=== Data to use ===

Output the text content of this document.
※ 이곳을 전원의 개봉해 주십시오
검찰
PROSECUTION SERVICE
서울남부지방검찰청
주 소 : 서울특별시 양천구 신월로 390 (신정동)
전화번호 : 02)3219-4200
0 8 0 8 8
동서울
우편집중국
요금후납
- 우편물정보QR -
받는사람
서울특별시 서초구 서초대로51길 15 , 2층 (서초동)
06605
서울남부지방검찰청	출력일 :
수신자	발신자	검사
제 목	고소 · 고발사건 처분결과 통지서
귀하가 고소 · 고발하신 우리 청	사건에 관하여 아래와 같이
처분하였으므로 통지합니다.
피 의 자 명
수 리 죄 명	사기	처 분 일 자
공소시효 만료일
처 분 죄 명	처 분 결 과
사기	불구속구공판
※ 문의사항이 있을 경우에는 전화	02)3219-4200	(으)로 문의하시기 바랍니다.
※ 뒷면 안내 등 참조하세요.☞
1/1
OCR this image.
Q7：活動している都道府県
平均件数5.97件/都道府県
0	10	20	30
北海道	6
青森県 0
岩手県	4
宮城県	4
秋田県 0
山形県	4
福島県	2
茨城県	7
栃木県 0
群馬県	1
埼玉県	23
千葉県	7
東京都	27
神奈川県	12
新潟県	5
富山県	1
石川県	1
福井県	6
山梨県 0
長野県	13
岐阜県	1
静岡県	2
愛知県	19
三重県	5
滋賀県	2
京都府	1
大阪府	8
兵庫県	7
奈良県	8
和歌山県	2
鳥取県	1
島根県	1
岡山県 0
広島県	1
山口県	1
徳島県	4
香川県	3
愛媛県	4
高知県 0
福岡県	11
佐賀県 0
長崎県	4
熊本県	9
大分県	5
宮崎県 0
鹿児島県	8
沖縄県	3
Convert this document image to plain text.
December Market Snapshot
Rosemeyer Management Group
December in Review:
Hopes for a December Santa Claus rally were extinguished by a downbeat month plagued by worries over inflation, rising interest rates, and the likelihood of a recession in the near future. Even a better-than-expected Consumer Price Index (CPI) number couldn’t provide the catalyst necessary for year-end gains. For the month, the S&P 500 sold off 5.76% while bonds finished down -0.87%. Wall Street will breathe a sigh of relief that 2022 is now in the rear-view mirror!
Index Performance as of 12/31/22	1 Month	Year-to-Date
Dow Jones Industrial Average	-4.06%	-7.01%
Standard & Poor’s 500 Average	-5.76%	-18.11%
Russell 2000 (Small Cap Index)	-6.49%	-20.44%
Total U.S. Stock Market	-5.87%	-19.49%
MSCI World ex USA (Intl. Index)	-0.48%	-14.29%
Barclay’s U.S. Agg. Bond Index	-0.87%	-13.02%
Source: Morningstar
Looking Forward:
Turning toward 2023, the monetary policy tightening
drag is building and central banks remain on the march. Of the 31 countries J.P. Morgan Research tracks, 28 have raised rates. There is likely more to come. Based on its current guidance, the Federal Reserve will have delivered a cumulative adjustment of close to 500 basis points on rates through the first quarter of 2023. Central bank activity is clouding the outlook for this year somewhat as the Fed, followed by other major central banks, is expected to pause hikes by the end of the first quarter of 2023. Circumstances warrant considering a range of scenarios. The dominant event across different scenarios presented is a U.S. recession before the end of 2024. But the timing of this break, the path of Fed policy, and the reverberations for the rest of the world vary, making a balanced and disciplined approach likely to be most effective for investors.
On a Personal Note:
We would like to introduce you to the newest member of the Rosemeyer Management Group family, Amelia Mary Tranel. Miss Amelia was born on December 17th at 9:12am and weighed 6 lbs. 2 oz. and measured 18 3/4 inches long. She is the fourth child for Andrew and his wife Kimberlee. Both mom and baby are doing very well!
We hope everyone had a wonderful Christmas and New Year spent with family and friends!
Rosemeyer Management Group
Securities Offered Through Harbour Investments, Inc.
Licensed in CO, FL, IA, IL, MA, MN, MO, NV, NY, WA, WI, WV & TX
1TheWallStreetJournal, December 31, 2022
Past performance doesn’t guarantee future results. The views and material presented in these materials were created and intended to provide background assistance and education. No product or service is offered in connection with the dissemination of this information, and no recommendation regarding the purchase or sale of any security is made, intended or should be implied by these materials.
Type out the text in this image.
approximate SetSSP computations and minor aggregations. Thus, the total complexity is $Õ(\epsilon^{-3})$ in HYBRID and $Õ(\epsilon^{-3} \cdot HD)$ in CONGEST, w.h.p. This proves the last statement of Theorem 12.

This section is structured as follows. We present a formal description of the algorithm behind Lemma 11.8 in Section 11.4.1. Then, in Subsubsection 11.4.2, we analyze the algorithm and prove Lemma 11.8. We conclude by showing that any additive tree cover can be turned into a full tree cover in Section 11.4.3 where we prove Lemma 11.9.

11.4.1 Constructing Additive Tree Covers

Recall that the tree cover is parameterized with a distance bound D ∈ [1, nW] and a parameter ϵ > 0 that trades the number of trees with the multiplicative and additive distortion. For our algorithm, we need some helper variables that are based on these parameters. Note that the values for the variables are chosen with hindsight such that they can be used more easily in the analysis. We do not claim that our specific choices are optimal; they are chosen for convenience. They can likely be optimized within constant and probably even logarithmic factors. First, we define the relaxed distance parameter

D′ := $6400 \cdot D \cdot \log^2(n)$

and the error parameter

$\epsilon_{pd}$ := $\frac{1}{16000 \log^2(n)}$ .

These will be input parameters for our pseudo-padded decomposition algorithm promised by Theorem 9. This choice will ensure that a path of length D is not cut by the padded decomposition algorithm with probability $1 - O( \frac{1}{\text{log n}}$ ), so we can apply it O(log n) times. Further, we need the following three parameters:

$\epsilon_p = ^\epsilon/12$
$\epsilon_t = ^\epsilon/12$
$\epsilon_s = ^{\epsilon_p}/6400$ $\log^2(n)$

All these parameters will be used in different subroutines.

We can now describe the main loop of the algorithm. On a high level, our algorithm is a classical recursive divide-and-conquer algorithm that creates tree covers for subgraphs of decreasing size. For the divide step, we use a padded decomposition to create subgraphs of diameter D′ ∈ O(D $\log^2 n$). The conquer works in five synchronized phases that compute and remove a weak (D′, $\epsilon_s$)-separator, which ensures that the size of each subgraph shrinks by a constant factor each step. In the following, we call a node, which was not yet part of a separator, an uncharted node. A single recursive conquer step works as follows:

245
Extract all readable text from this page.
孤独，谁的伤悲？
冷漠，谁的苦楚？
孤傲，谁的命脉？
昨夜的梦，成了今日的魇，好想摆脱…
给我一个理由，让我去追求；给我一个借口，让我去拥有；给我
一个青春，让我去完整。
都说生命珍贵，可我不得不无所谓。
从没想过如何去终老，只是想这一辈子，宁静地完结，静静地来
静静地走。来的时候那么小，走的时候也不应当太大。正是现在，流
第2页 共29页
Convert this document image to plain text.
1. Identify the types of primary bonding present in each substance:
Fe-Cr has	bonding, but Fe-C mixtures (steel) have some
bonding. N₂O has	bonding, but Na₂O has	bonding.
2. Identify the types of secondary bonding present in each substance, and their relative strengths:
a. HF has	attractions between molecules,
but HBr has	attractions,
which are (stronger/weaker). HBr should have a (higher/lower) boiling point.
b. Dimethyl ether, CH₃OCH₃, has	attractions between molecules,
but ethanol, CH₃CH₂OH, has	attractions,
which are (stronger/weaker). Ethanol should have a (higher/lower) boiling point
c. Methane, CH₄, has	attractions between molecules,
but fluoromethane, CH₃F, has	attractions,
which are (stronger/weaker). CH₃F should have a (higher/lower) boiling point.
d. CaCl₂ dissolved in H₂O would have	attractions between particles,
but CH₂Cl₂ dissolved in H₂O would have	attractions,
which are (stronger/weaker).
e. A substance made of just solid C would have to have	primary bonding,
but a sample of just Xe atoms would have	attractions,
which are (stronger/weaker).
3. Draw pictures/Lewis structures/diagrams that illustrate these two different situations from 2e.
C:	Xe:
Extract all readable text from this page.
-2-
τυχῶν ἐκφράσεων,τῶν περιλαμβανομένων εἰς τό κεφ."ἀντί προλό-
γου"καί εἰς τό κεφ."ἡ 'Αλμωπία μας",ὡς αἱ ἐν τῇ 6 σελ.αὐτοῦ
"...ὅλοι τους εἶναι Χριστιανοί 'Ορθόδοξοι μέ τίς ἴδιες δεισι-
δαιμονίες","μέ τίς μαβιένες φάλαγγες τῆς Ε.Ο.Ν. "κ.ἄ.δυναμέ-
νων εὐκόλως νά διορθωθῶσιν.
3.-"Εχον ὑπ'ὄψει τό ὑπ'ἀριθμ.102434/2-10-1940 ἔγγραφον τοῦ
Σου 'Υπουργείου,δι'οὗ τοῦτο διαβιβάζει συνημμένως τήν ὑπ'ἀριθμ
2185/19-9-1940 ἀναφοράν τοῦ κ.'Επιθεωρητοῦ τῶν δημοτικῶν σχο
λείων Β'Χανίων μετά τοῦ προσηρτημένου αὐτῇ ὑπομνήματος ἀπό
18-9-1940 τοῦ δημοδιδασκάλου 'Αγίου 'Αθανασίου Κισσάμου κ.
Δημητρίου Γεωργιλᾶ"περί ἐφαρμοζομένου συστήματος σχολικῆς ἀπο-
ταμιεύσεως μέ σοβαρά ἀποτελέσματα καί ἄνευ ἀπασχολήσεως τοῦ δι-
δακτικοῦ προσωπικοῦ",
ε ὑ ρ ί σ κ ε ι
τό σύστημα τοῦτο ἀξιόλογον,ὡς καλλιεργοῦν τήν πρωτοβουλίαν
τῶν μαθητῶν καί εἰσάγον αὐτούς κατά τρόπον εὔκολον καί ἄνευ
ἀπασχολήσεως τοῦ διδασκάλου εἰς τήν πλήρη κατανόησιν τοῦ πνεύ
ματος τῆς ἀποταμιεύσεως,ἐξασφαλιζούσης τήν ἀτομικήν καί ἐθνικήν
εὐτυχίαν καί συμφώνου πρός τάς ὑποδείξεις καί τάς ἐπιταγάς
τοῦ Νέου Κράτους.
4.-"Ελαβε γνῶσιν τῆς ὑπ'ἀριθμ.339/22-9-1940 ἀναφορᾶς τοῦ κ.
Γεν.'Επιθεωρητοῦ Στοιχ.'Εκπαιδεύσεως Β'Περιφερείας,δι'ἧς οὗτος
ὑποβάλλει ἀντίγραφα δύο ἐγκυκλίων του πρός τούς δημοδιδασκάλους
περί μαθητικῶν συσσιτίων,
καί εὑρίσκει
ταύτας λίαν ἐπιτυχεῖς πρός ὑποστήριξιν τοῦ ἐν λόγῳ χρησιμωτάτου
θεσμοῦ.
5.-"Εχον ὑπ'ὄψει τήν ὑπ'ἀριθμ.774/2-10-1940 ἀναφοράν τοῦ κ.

===

**Set exercise**. Go over the records above line by line and count those holding the word "Average". Reply only with the number.

**Answer to the problem**. 2